--- begin Listed entries ---

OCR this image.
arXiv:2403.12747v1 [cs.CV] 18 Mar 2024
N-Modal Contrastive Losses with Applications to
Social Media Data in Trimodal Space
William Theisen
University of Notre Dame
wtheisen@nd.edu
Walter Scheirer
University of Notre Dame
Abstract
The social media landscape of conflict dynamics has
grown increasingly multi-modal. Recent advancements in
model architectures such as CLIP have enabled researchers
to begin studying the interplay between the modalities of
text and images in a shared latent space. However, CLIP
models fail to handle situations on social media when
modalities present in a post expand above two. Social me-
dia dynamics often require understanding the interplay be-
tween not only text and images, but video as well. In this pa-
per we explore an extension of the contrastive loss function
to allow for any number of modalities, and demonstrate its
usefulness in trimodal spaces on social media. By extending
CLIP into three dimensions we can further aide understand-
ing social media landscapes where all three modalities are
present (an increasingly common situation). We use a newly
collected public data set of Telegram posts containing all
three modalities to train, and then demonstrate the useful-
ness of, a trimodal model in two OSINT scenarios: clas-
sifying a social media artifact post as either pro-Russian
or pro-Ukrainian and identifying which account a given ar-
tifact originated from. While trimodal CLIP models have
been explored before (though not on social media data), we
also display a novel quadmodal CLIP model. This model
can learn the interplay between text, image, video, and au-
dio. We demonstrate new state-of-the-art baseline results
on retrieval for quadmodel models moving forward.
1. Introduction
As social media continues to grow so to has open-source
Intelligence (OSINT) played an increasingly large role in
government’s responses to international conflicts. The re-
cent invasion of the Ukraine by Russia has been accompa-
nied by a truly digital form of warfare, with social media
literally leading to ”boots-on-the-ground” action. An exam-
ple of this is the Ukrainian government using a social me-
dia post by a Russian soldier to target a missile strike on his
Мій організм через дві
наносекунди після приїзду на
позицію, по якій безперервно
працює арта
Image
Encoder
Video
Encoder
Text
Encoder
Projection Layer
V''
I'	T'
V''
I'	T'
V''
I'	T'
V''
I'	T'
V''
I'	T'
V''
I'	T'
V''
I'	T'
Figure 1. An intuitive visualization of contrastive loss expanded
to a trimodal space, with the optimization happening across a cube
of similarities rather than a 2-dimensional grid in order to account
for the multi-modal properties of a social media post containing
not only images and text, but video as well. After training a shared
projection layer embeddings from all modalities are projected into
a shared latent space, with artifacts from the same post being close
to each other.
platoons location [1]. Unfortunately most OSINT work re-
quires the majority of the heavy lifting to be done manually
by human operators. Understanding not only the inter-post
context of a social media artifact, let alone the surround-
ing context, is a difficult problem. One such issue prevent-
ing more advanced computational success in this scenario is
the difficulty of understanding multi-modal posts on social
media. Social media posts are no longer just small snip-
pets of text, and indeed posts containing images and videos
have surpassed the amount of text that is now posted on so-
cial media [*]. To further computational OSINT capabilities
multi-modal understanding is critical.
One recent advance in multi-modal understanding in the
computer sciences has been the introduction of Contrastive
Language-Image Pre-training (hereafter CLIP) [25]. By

--- end Listed entries ---

- Objective -
Transcribe the records above exactly as they appear.

- Output below -
OCR this image.
arXiv:2403.12747v1 [cs.CV] 18 Mar 2024
N-Modal Contrastive Losses with Applications to
Social Media Data in Trimodal Space
William Theisen
University of Notre Dame
wtheisen@nd.edu
Walter Scheirer
University of Notre Dame
Abstract
The social media landscape of conflict dynamics has
grown increasingly multi-modal. Recent advancements in
model architectures such as CLIP have enabled researchers
to begin studying the interplay between the modalities of
text and images in a shared latent space. However, CLIP
models fail to handle situations on social media when
modalities present in a post expand above two. Social me-
dia dynamics often require understanding the interplay be-
tween not only text and images, but video as well. In this pa-
per we explore an extension of the contrastive loss function
to allow for any number of modalities, and demonstrate its
usefulness in trimodal spaces on social media. By extending
CLIP into three dimensions we can further aide understand-
ing social media landscapes where all three modalities are
present (an increasingly common situation). We use a newly
collected public data set of Telegram posts containing all
three modalities to train, and then demonstrate the useful-
ness of, a trimodal model in two OSINT scenarios: clas-
sifying a social media artifact post as either pro-Russian
or pro-Ukrainian and identifying which account a given ar-
tifact originated from. While trimodal CLIP models have
been explored before (though not on social media data), we
also display a novel quadmodal CLIP model. This model
can learn the interplay between text, image, video, and au-
dio. We demonstrate new state-of-the-art baseline results
on retrieval for quadmodel models moving forward.
1. Introduction
As social media continues to grow so to has open-source
Intelligence (OSINT) played an increasingly large role in
government’s responses to international conflicts. The re-
cent invasion of the Ukraine by Russia has been accompa-
nied by a truly digital form of warfare, with social media
literally leading to ”boots-on-the-ground” action. An exam-
ple of this is the Ukrainian government using a social me-
dia post by a Russian soldier to target a missile strike on his
Мій організм через дві
наносекунди після приїзду на
позицію, по якій безперервно
працює арта
Image
Encoder
Video
Encoder
Text
Encoder
Projection Layer
V''
I'	T'
V''
I'	T'
V''
I'	T'
V''
I'	T'
V''
I'	T'
V''
I'	T'
V''
I'	T'
Figure 1. An intuitive visualization of contrastive loss expanded
to a trimodal space, with the optimization happening across a cube
of similarities rather than a 2-dimensional grid in order to account
for the multi-modal properties of a social media post containing
not only images and text, but video as well. After training a shared
projection layer embeddings from all modalities are projected into
a shared latent space, with artifacts from the same post being close
to each other.
platoons location [1]. Unfortunately most OSINT work re-
quires the majority of the heavy lifting to be done manually
by human operators. Understanding not only the inter-post
context of a social media artifact, let alone the surround-
ing context, is a difficult problem. One such issue prevent-
ing more advanced computational success in this scenario is
the difficulty of understanding multi-modal posts on social
media. Social media posts are no longer just small snip-
pets of text, and indeed posts containing images and videos
have surpassed the amount of text that is now posted on so-
cial media [*]. To further computational OSINT capabilities
multi-modal understanding is critical.
One recent advance in multi-modal understanding in the
computer sciences has been the introduction of Contrastive
Language-Image Pre-training (hereafter CLIP) [25]. By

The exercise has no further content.